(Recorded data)
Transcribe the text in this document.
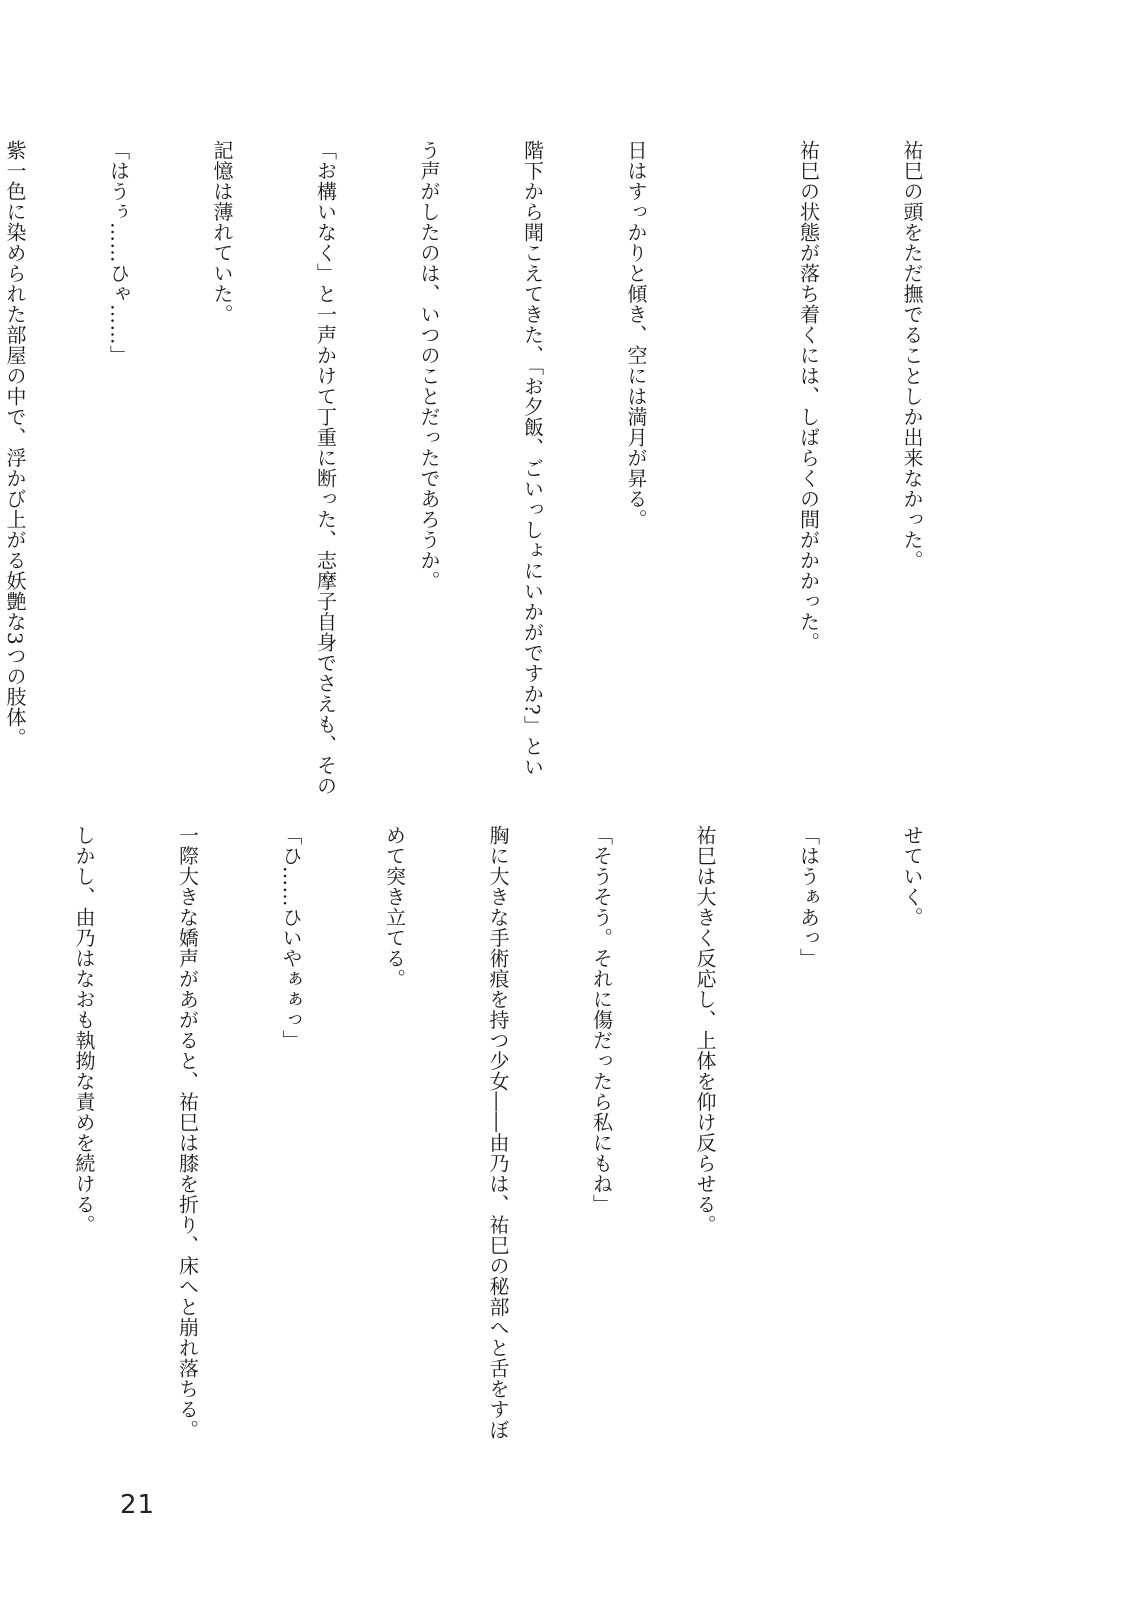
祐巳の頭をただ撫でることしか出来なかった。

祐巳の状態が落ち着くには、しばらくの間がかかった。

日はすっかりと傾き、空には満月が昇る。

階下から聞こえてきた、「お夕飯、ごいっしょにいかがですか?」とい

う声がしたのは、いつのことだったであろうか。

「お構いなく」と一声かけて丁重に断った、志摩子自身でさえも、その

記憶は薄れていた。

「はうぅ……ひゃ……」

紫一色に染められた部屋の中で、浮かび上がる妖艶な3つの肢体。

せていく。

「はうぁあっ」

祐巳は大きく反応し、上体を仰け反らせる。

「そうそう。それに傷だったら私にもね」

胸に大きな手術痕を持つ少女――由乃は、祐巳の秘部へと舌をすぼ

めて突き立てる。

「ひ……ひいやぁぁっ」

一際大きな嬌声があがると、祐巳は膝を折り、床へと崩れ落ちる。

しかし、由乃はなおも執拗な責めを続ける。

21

» Work to complete
Retype each entry precisely. Skip images entirely.

» Correct answer
Transcribe the text in this document.
祐巳の頭をただ撫でることしか出来なかった。

祐巳の状態が落ち着くには、しばらくの間がかかった。

日はすっかりと傾き、空には満月が昇る。

階下から聞こえてきた、「お夕飯、ごいっしょにいかがですか?」とい

う声がしたのは、いつのことだったであろうか。

「お構いなく」と一声かけて丁重に断った、志摩子自身でさえも、その

記憶は薄れていた。

「はうぅ……ひゃ……」

紫一色に染められた部屋の中で、浮かび上がる妖艶な3つの肢体。

せていく。

「はうぁあっ」

祐巳は大きく反応し、上体を仰け反らせる。

「そうそう。それに傷だったら私にもね」

胸に大きな手術痕を持つ少女――由乃は、祐巳の秘部へと舌をすぼ

めて突き立てる。

「ひ……ひいやぁぁっ」

一際大きな嬌声があがると、祐巳は膝を折り、床へと崩れ落ちる。

しかし、由乃はなおも執拗な責めを続ける。

21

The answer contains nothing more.